- [SHORT EXERCISE]
Return a copy of every line in the records that includes the word "color".

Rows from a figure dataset
-----
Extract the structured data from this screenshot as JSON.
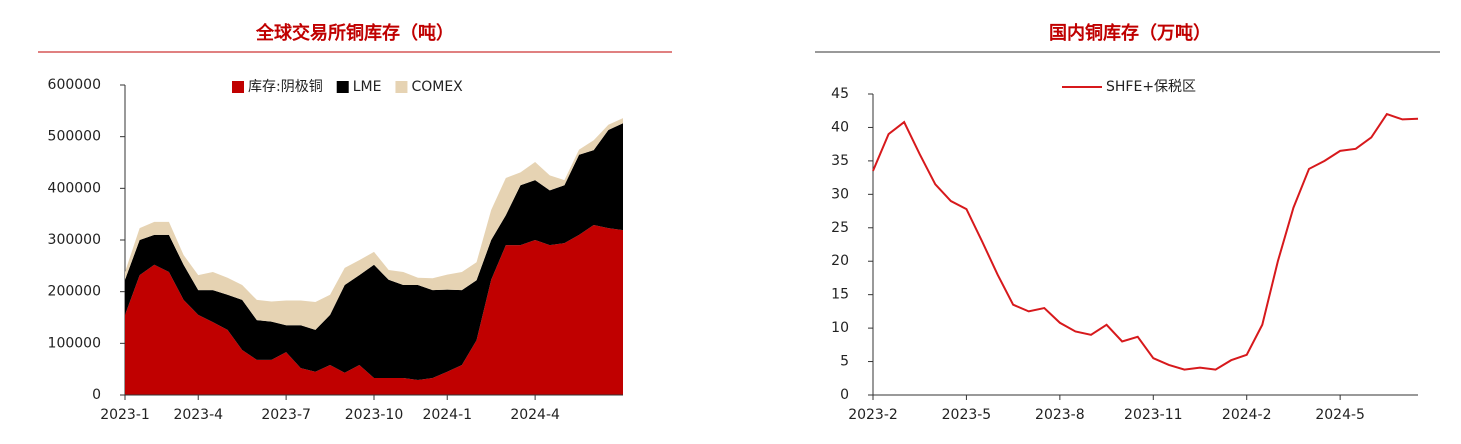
{
  "chart_data": [
    {
      "type": "area",
      "title": "全球交易所铜库存（吨）",
      "categories": [
        "2023-1",
        null,
        null,
        null,
        null,
        "2023-4",
        null,
        null,
        null,
        null,
        null,
        "2023-7",
        null,
        null,
        null,
        null,
        null,
        "2023-10",
        null,
        null,
        null,
        null,
        "2024-1",
        null,
        null,
        null,
        null,
        null,
        "2024-4",
        null,
        null,
        null,
        null,
        null,
        null
      ],
      "series": [
        {
          "name": "库存:阴极铜",
          "color": "#c00000",
          "values": [
            155000,
            232000,
            252000,
            238000,
            184000,
            155000,
            141000,
            126000,
            87000,
            68000,
            68000,
            83000,
            52000,
            45000,
            58000,
            43000,
            58000,
            33000,
            33000,
            33000,
            29000,
            33000,
            45000,
            58000,
            106000,
            223000,
            290000,
            290000,
            300000,
            290000,
            294000,
            310000,
            329000,
            323000,
            319000
          ]
        },
        {
          "name": "LME",
          "color": "#000000",
          "values": [
            68000,
            68000,
            58000,
            72000,
            68000,
            48000,
            62000,
            68000,
            97000,
            77000,
            74000,
            52000,
            83000,
            81000,
            97000,
            170000,
            174000,
            219000,
            190000,
            180000,
            184000,
            170000,
            159000,
            145000,
            116000,
            77000,
            58000,
            116000,
            116000,
            106000,
            112000,
            155000,
            145000,
            190000,
            207000
          ]
        },
        {
          "name": "COMEX",
          "color": "#e6d3b3",
          "values": [
            15000,
            23000,
            25000,
            25000,
            19000,
            29000,
            35000,
            33000,
            29000,
            39000,
            39000,
            48000,
            48000,
            54000,
            39000,
            33000,
            29000,
            25000,
            19000,
            25000,
            14000,
            23000,
            29000,
            35000,
            35000,
            58000,
            72000,
            25000,
            35000,
            29000,
            10000,
            10000,
            19000,
            10000,
            10000
          ]
        }
      ],
      "ylim": [
        0,
        600000
      ],
      "yticks": [
        0,
        100000,
        200000,
        300000,
        400000,
        500000,
        600000
      ]
    },
    {
      "type": "line",
      "title": "国内铜库存（万吨）",
      "categories": [
        "2023-2",
        null,
        null,
        null,
        null,
        null,
        "2023-5",
        null,
        null,
        null,
        null,
        null,
        "2023-8",
        null,
        null,
        null,
        null,
        null,
        "2023-11",
        null,
        null,
        null,
        null,
        null,
        "2024-2",
        null,
        null,
        null,
        null,
        null,
        "2024-5",
        null,
        null,
        null,
        null,
        null
      ],
      "series": [
        {
          "name": "SHFE+保税区",
          "color": "#d7191c",
          "values": [
            33.5,
            39,
            40.8,
            36,
            31.5,
            29,
            27.8,
            23,
            18,
            13.5,
            12.5,
            13,
            10.8,
            9.5,
            9,
            10.5,
            8,
            8.7,
            5.5,
            4.5,
            3.8,
            4.1,
            3.8,
            5.2,
            6,
            10.5,
            20,
            28,
            33.8,
            35,
            36.5,
            36.8,
            38.5,
            42,
            41.2,
            41.3
          ]
        }
      ],
      "ylim": [
        0,
        45
      ],
      "yticks": [
        0,
        5,
        10,
        15,
        20,
        25,
        30,
        35,
        40,
        45
      ]
    }
  ]
}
-----
- [PROBLEM SOLUTION]
          "color": "#c00000",
          "color": "#000000",
          "color": "#e6d3b3",
          "color": "#d7191c",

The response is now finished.